======== PROVIDED ENTRIES ========

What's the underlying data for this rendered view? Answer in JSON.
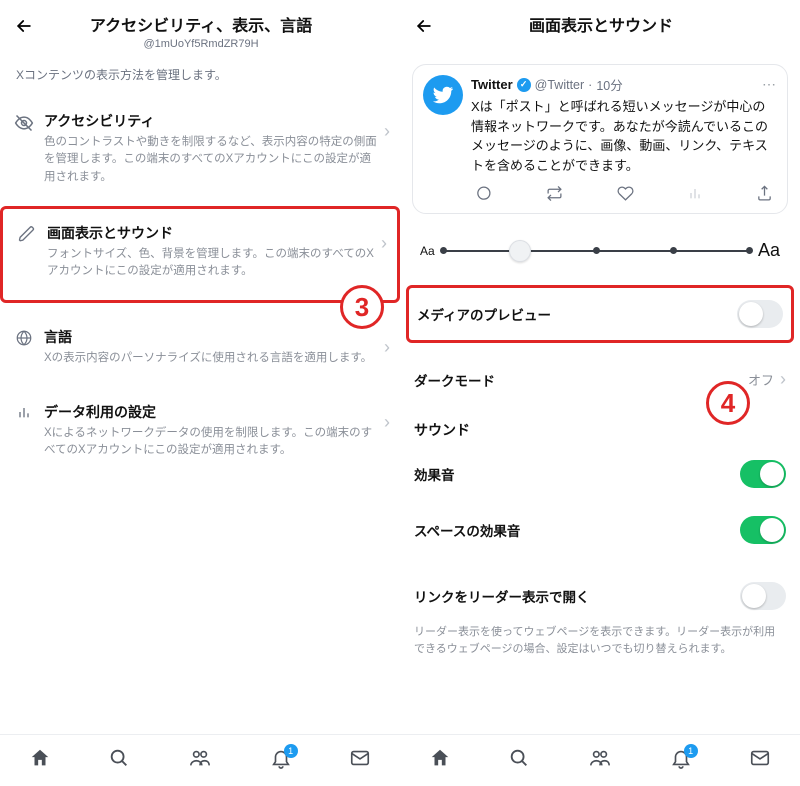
{
  "left": {
    "title": "アクセシビリティ、表示、言語",
    "handle": "@1mUoYf5RmdZR79H",
    "caption": "Xコンテンツの表示方法を管理します。",
    "rows": [
      {
        "icon": "eye-off",
        "title": "アクセシビリティ",
        "desc": "色のコントラストや動きを制限するなど、表示内容の特定の側面を管理します。この端末のすべてのXアカウントにこの設定が適用されます。",
        "highlight": false
      },
      {
        "icon": "pencil",
        "title": "画面表示とサウンド",
        "desc": "フォントサイズ、色、背景を管理します。この端末のすべてのXアカウントにこの設定が適用されます。",
        "highlight": true
      },
      {
        "icon": "globe",
        "title": "言語",
        "desc": "Xの表示内容のパーソナライズに使用される言語を適用します。",
        "highlight": false
      },
      {
        "icon": "bars",
        "title": "データ利用の設定",
        "desc": "Xによるネットワークデータの使用を制限します。この端末のすべてのXアカウントにこの設定が適用されます。",
        "highlight": false
      }
    ],
    "step_label": "3"
  },
  "right": {
    "title": "画面表示とサウンド",
    "tweet": {
      "name": "Twitter",
      "handle": "@Twitter",
      "time": "10分",
      "text": "Xは「ポスト」と呼ばれる短いメッセージが中心の情報ネットワークです。あなたが今読んでいるこのメッセージのように、画像、動画、リンク、テキストを含めることができます。"
    },
    "slider": {
      "min_label": "Aa",
      "max_label": "Aa",
      "aria": "font-size-slider",
      "value_index": 1,
      "steps": 5
    },
    "media_preview": {
      "label": "メディアのプレビュー",
      "on": false
    },
    "dark_mode": {
      "label": "ダークモード",
      "value": "オフ"
    },
    "sound_section": "サウンド",
    "sound_effects": {
      "label": "効果音",
      "on": true
    },
    "spaces_effects": {
      "label": "スペースの効果音",
      "on": true
    },
    "reader": {
      "label": "リンクをリーダー表示で開く",
      "on": false,
      "note": "リーダー表示を使ってウェブページを表示できます。リーダー表示が利用できるウェブページの場合、設定はいつでも切り替えられます。"
    },
    "step_label": "4"
  },
  "bottomnav": {
    "badge": "1"
  }
}
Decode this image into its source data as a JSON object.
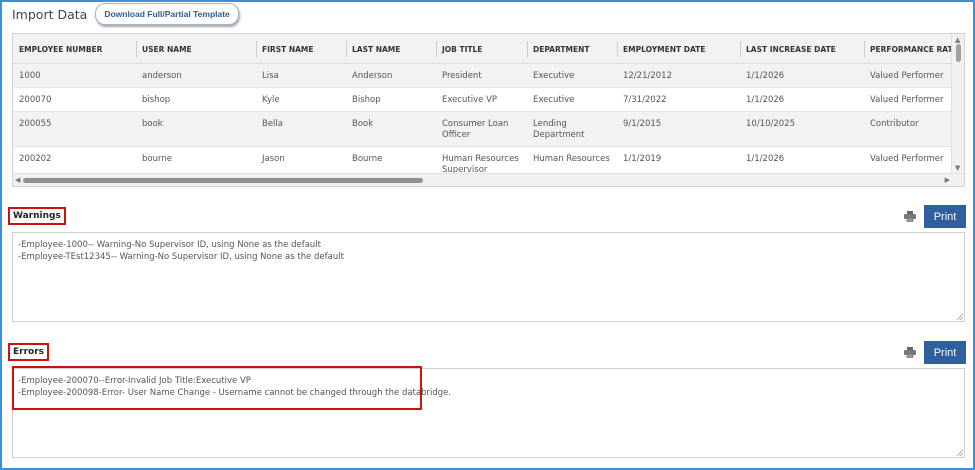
{
  "header": {
    "title": "Import Data",
    "template_button": "Download Full/Partial Template"
  },
  "grid": {
    "columns": [
      "EMPLOYEE NUMBER",
      "USER NAME",
      "FIRST NAME",
      "LAST NAME",
      "JOB TITLE",
      "DEPARTMENT",
      "EMPLOYMENT DATE",
      "LAST INCREASE DATE",
      "PERFORMANCE RATII"
    ],
    "rows": [
      [
        "1000",
        "anderson",
        "Lisa",
        "Anderson",
        "President",
        "Executive",
        "12/21/2012",
        "1/1/2026",
        "Valued Performer"
      ],
      [
        "200070",
        "bishop",
        "Kyle",
        "Bishop",
        "Executive VP",
        "Executive",
        "7/31/2022",
        "1/1/2026",
        "Valued Performer"
      ],
      [
        "200055",
        "book",
        "Bella",
        "Book",
        "Consumer Loan Officer",
        "Lending Department",
        "9/1/2015",
        "10/10/2025",
        "Contributor"
      ],
      [
        "200202",
        "bourne",
        "Jason",
        "Bourne",
        "Human Resources Supervisor",
        "Human Resources",
        "1/1/2019",
        "1/1/2026",
        "Valued Performer"
      ]
    ]
  },
  "warnings": {
    "label": "Warnings",
    "print_label": "Print",
    "lines": [
      "-Employee-1000-- Warning-No Supervisor ID, using None as the default",
      "-Employee-TEst12345-- Warning-No Supervisor ID, using None as the default"
    ]
  },
  "errors": {
    "label": "Errors",
    "print_label": "Print",
    "lines": [
      "-Employee-200070--Error-Invalid Job Title:Executive VP",
      "-Employee-200098-Error- User Name Change - Username cannot be changed through the databridge."
    ]
  },
  "icons": {
    "printer": "printer-icon",
    "scroll_left": "arrow-left-icon",
    "scroll_right": "arrow-right-icon",
    "scroll_up": "arrow-up-icon",
    "scroll_down": "arrow-down-icon"
  },
  "colors": {
    "frame_border": "#3d8fd8",
    "print_button": "#2f5f9e",
    "highlight": "#cc1111",
    "link_text": "#2d5d99"
  }
}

========

INSTRUCTIONS TO FOLLOW
Your task is to repeat the material above exactly, without its pictures.

TASK OUTPUT
What's the underlying data for this rendered view? Answer in JSON.
{
  "left": {
    "title": "アクセシビリティ、表示、言語",
    "handle": "@1mUoYf5RmdZR79H",
    "caption": "Xコンテンツの表示方法を管理します。",
    "rows": [
      {
        "icon": "eye-off",
        "title": "アクセシビリティ",
        "desc": "色のコントラストや動きを制限するなど、表示内容の特定の側面を管理します。この端末のすべてのXアカウントにこの設定が適用されます。",
        "highlight": false
      },
      {
        "icon": "pencil",
        "title": "画面表示とサウンド",
        "desc": "フォントサイズ、色、背景を管理します。この端末のすべてのXアカウントにこの設定が適用されます。",
        "highlight": true
      },
      {
        "icon": "globe",
        "title": "言語",
        "desc": "Xの表示内容のパーソナライズに使用される言語を適用します。",
        "highlight": false
      },
      {
        "icon": "bars",
        "title": "データ利用の設定",
        "desc": "Xによるネットワークデータの使用を制限します。この端末のすべてのXアカウントにこの設定が適用されます。",
        "highlight": false
      }
    ],
    "step_label": "3"
  },
  "right": {
    "title": "画面表示とサウンド",
    "tweet": {
      "name": "Twitter",
      "handle": "@Twitter",
      "time": "10分",
      "text": "Xは「ポスト」と呼ばれる短いメッセージが中心の情報ネットワークです。あなたが今読んでいるこのメッセージのように、画像、動画、リンク、テキストを含めることができます。"
    },
    "slider": {
      "min_label": "Aa",
      "max_label": "Aa",
      "aria": "font-size-slider",
      "value_index": 1,
      "steps": 5
    },
    "media_preview": {
      "label": "メディアのプレビュー",
      "on": false
    },
    "dark_mode": {
      "label": "ダークモード",
      "value": "オフ"
    },
    "sound_section": "サウンド",
    "sound_effects": {
      "label": "効果音",
      "on": true
    },
    "spaces_effects": {
      "label": "スペースの効果音",
      "on": true
    },
    "reader": {
      "label": "リンクをリーダー表示で開く",
      "on": false,
      "note": "リーダー表示を使ってウェブページを表示できます。リーダー表示が利用できるウェブページの場合、設定はいつでも切り替えられます。"
    },
    "step_label": "4"
  },
  "bottomnav": {
    "badge": "1"
  }
}
Decode this image into its source data as a JSON object.
{
  "header": {
    "title": "Import Data",
    "template_button": "Download Full/Partial Template"
  },
  "grid": {
    "columns": [
      "EMPLOYEE NUMBER",
      "USER NAME",
      "FIRST NAME",
      "LAST NAME",
      "JOB TITLE",
      "DEPARTMENT",
      "EMPLOYMENT DATE",
      "LAST INCREASE DATE",
      "PERFORMANCE RATII"
    ],
    "rows": [
      [
        "1000",
        "anderson",
        "Lisa",
        "Anderson",
        "President",
        "Executive",
        "12/21/2012",
        "1/1/2026",
        "Valued Performer"
      ],
      [
        "200070",
        "bishop",
        "Kyle",
        "Bishop",
        "Executive VP",
        "Executive",
        "7/31/2022",
        "1/1/2026",
        "Valued Performer"
      ],
      [
        "200055",
        "book",
        "Bella",
        "Book",
        "Consumer Loan Officer",
        "Lending Department",
        "9/1/2015",
        "10/10/2025",
        "Contributor"
      ],
      [
        "200202",
        "bourne",
        "Jason",
        "Bourne",
        "Human Resources Supervisor",
        "Human Resources",
        "1/1/2019",
        "1/1/2026",
        "Valued Performer"
      ]
    ]
  },
  "warnings": {
    "label": "Warnings",
    "print_label": "Print",
    "lines": [
      "-Employee-1000-- Warning-No Supervisor ID, using None as the default",
      "-Employee-TEst12345-- Warning-No Supervisor ID, using None as the default"
    ]
  },
  "errors": {
    "label": "Errors",
    "print_label": "Print",
    "lines": [
      "-Employee-200070--Error-Invalid Job Title:Executive VP",
      "-Employee-200098-Error- User Name Change - Username cannot be changed through the databridge."
    ]
  },
  "icons": {
    "printer": "printer-icon",
    "scroll_left": "arrow-left-icon",
    "scroll_right": "arrow-right-icon",
    "scroll_up": "arrow-up-icon",
    "scroll_down": "arrow-down-icon"
  },
  "colors": {
    "frame_border": "#3d8fd8",
    "print_button": "#2f5f9e",
    "highlight": "#cc1111",
    "link_text": "#2d5d99"
  }
}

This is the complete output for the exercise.